Element and coordinate rows
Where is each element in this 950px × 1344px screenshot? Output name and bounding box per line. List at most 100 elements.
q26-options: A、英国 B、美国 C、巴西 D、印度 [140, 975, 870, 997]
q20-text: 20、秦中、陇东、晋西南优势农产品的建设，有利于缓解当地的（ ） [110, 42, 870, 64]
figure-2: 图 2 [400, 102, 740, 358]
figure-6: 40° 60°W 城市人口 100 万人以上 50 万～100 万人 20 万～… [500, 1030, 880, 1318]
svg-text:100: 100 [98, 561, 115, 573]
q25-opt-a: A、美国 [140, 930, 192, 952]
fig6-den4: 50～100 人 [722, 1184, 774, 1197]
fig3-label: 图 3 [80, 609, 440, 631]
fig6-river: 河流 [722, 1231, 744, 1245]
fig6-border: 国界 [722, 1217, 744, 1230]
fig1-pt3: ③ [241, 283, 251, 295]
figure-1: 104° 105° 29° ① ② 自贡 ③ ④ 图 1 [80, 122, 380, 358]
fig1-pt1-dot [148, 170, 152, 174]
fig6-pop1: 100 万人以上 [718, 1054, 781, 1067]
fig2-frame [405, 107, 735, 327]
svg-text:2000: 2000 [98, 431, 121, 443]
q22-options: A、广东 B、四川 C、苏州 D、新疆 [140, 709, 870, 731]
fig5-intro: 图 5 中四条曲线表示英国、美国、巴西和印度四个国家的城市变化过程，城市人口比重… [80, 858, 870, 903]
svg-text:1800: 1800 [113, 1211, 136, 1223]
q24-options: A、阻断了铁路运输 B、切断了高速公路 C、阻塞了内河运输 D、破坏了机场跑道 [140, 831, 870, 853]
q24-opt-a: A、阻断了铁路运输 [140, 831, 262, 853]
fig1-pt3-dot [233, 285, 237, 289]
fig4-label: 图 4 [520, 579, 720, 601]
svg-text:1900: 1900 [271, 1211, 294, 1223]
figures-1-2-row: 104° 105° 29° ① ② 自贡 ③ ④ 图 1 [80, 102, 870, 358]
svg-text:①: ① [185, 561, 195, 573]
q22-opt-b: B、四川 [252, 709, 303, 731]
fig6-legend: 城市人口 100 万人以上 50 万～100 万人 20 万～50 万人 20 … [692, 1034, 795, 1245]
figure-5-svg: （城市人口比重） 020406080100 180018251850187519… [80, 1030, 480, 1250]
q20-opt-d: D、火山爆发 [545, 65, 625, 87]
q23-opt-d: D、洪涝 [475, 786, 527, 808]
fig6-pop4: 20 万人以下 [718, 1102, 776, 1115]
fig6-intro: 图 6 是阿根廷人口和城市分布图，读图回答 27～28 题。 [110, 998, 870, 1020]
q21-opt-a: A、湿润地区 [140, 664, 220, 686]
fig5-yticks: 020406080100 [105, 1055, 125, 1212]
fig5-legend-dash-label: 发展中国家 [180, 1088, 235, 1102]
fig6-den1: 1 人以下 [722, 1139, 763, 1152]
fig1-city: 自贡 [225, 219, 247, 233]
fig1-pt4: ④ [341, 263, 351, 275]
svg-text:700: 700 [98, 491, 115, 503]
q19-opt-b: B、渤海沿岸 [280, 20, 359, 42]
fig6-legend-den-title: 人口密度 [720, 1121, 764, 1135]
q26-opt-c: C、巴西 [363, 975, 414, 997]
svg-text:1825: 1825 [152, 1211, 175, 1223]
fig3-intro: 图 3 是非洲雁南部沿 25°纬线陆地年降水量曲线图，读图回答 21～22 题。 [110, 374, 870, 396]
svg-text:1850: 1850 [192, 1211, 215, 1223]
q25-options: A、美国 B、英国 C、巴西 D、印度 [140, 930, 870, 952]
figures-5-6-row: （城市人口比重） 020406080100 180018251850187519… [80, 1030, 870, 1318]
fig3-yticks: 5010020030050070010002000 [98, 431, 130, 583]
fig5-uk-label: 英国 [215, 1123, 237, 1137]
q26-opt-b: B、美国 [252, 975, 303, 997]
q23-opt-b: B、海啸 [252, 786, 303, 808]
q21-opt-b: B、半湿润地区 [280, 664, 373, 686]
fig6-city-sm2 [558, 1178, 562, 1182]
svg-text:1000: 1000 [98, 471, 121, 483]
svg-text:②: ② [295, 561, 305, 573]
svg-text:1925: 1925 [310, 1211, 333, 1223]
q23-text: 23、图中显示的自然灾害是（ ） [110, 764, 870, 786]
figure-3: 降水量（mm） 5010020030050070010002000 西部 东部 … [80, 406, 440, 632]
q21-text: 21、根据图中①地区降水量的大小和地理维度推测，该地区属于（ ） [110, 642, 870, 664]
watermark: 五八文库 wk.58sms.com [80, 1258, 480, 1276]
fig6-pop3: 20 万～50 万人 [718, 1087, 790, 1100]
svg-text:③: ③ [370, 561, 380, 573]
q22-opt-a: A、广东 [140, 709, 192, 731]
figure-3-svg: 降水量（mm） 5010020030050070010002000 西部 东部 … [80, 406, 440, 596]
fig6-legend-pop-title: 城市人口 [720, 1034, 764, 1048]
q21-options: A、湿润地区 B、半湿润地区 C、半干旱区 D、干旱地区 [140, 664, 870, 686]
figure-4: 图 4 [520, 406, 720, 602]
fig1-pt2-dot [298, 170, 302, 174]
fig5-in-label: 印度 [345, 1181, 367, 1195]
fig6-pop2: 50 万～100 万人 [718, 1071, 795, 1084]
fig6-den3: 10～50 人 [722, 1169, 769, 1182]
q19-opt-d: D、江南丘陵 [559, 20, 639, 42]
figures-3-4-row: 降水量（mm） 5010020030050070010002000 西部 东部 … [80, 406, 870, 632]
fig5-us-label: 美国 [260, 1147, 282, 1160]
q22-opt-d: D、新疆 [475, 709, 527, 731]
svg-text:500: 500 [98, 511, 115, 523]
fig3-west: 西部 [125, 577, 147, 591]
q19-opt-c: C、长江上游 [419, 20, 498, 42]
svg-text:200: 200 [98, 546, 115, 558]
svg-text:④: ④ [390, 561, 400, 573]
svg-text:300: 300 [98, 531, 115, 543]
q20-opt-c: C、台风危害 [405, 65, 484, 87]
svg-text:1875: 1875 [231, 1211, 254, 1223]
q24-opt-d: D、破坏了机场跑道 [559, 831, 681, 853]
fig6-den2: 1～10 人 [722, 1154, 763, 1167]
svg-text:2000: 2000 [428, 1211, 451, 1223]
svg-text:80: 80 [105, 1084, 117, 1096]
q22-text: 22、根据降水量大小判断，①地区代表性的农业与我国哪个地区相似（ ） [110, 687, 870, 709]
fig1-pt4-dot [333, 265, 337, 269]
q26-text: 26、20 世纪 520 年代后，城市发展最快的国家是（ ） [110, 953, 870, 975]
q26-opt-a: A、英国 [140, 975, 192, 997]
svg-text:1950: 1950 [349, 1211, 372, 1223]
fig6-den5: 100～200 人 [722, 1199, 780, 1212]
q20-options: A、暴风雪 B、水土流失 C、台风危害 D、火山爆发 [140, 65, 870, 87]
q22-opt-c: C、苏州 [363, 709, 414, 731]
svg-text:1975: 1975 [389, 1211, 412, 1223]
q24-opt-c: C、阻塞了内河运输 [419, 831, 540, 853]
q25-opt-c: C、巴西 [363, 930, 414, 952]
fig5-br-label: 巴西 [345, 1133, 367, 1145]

AIM — Copy every row above word for word.

THE RESPONSE —
Where is each element in this 950px × 1344px screenshot? Output name and bounding box per line. List at most 100 elements.
q26-options: A、英国 B、美国 C、巴西 D、印度 [140, 975, 870, 997]
q20-text: 20、秦中、陇东、晋西南优势农产品的建设，有利于缓解当地的（ ） [110, 42, 870, 64]
figure-2: 图 2 [400, 102, 740, 358]
figure-6: 40° 60°W 城市人口 100 万人以上 50 万～100 万人 20 万～… [500, 1030, 880, 1318]
svg-text:100: 100 [98, 561, 115, 573]
q25-opt-a: A、美国 [140, 930, 192, 952]
fig6-den4: 50～100 人 [722, 1184, 774, 1197]
fig3-label: 图 3 [80, 609, 440, 631]
fig6-river: 河流 [722, 1231, 744, 1245]
fig6-border: 国界 [722, 1217, 744, 1230]
fig1-pt3: ③ [241, 283, 251, 295]
figure-1: 104° 105° 29° ① ② 自贡 ③ ④ 图 1 [80, 122, 380, 358]
fig1-pt1-dot [148, 170, 152, 174]
fig6-pop1: 100 万人以上 [718, 1054, 781, 1067]
fig2-frame [405, 107, 735, 327]
svg-text:2000: 2000 [98, 431, 121, 443]
q22-options: A、广东 B、四川 C、苏州 D、新疆 [140, 709, 870, 731]
fig5-intro: 图 5 中四条曲线表示英国、美国、巴西和印度四个国家的城市变化过程，城市人口比重… [80, 858, 870, 903]
svg-text:1800: 1800 [113, 1211, 136, 1223]
q24-options: A、阻断了铁路运输 B、切断了高速公路 C、阻塞了内河运输 D、破坏了机场跑道 [140, 831, 870, 853]
q24-opt-a: A、阻断了铁路运输 [140, 831, 262, 853]
fig1-pt3-dot [233, 285, 237, 289]
fig4-label: 图 4 [520, 579, 720, 601]
svg-text:1900: 1900 [271, 1211, 294, 1223]
figures-1-2-row: 104° 105° 29° ① ② 自贡 ③ ④ 图 1 [80, 102, 870, 358]
svg-text:①: ① [185, 561, 195, 573]
q22-opt-b: B、四川 [252, 709, 303, 731]
fig6-legend: 城市人口 100 万人以上 50 万～100 万人 20 万～50 万人 20 … [692, 1034, 795, 1245]
figure-5-svg: （城市人口比重） 020406080100 180018251850187519… [80, 1030, 480, 1250]
q20-opt-d: D、火山爆发 [545, 65, 625, 87]
q23-opt-d: D、洪涝 [475, 786, 527, 808]
fig6-pop4: 20 万人以下 [718, 1102, 776, 1115]
fig6-intro: 图 6 是阿根廷人口和城市分布图，读图回答 27～28 题。 [110, 998, 870, 1020]
q21-opt-a: A、湿润地区 [140, 664, 220, 686]
fig5-yticks: 020406080100 [105, 1055, 125, 1212]
fig5-legend-dash-label: 发展中国家 [180, 1088, 235, 1102]
fig6-den1: 1 人以下 [722, 1139, 763, 1152]
fig1-city: 自贡 [225, 219, 247, 233]
fig1-pt4: ④ [341, 263, 351, 275]
svg-text:700: 700 [98, 491, 115, 503]
q19-opt-b: B、渤海沿岸 [280, 20, 359, 42]
fig6-legend-den-title: 人口密度 [720, 1121, 764, 1135]
q26-opt-c: C、巴西 [363, 975, 414, 997]
svg-text:1825: 1825 [152, 1211, 175, 1223]
fig3-intro: 图 3 是非洲雁南部沿 25°纬线陆地年降水量曲线图，读图回答 21～22 题。 [110, 374, 870, 396]
svg-text:1850: 1850 [192, 1211, 215, 1223]
q25-options: A、美国 B、英国 C、巴西 D、印度 [140, 930, 870, 952]
figures-5-6-row: （城市人口比重） 020406080100 180018251850187519… [80, 1030, 870, 1318]
fig3-yticks: 5010020030050070010002000 [98, 431, 130, 583]
fig5-uk-label: 英国 [215, 1123, 237, 1137]
q26-opt-b: B、美国 [252, 975, 303, 997]
q23-opt-b: B、海啸 [252, 786, 303, 808]
q21-opt-b: B、半湿润地区 [280, 664, 373, 686]
fig6-city-sm2 [558, 1178, 562, 1182]
svg-text:1000: 1000 [98, 471, 121, 483]
svg-text:②: ② [295, 561, 305, 573]
svg-text:1925: 1925 [310, 1211, 333, 1223]
q23-text: 23、图中显示的自然灾害是（ ） [110, 764, 870, 786]
figure-3: 降水量（mm） 5010020030050070010002000 西部 东部 … [80, 406, 440, 632]
q21-text: 21、根据图中①地区降水量的大小和地理维度推测，该地区属于（ ） [110, 642, 870, 664]
watermark: 五八文库 wk.58sms.com [80, 1258, 480, 1276]
fig6-pop3: 20 万～50 万人 [718, 1087, 790, 1100]
svg-text:③: ③ [370, 561, 380, 573]
q22-opt-a: A、广东 [140, 709, 192, 731]
figure-3-svg: 降水量（mm） 5010020030050070010002000 西部 东部 … [80, 406, 440, 596]
fig6-legend-pop-title: 城市人口 [720, 1034, 764, 1048]
q21-options: A、湿润地区 B、半湿润地区 C、半干旱区 D、干旱地区 [140, 664, 870, 686]
figure-4: 图 4 [520, 406, 720, 602]
fig1-pt2-dot [298, 170, 302, 174]
fig5-in-label: 印度 [345, 1181, 367, 1195]
fig6-pop2: 50 万～100 万人 [718, 1071, 795, 1084]
fig6-den3: 10～50 人 [722, 1169, 769, 1182]
q19-opt-d: D、江南丘陵 [559, 20, 639, 42]
figures-3-4-row: 降水量（mm） 5010020030050070010002000 西部 东部 … [80, 406, 870, 632]
fig5-us-label: 美国 [260, 1147, 282, 1160]
q22-opt-d: D、新疆 [475, 709, 527, 731]
svg-text:500: 500 [98, 511, 115, 523]
fig3-west: 西部 [125, 577, 147, 591]
q19-opt-c: C、长江上游 [419, 20, 498, 42]
svg-text:200: 200 [98, 546, 115, 558]
svg-text:④: ④ [390, 561, 400, 573]
svg-text:300: 300 [98, 531, 115, 543]
q20-opt-c: C、台风危害 [405, 65, 484, 87]
svg-text:1875: 1875 [231, 1211, 254, 1223]
q24-opt-d: D、破坏了机场跑道 [559, 831, 681, 853]
fig6-den2: 1～10 人 [722, 1154, 763, 1167]
svg-text:2000: 2000 [428, 1211, 451, 1223]
svg-text:80: 80 [105, 1084, 117, 1096]
q22-text: 22、根据降水量大小判断，①地区代表性的农业与我国哪个地区相似（ ） [110, 687, 870, 709]
fig1-pt4-dot [333, 265, 337, 269]
q26-text: 26、20 世纪 520 年代后，城市发展最快的国家是（ ） [110, 953, 870, 975]
q26-opt-a: A、英国 [140, 975, 192, 997]
svg-text:1950: 1950 [349, 1211, 372, 1223]
fig6-den5: 100～200 人 [722, 1199, 780, 1212]
q20-options: A、暴风雪 B、水土流失 C、台风危害 D、火山爆发 [140, 65, 870, 87]
q22-opt-c: C、苏州 [363, 709, 414, 731]
svg-text:1975: 1975 [389, 1211, 412, 1223]
q24-opt-c: C、阻塞了内河运输 [419, 831, 540, 853]
q25-opt-c: C、巴西 [363, 930, 414, 952]
fig5-br-label: 巴西 [345, 1133, 367, 1145]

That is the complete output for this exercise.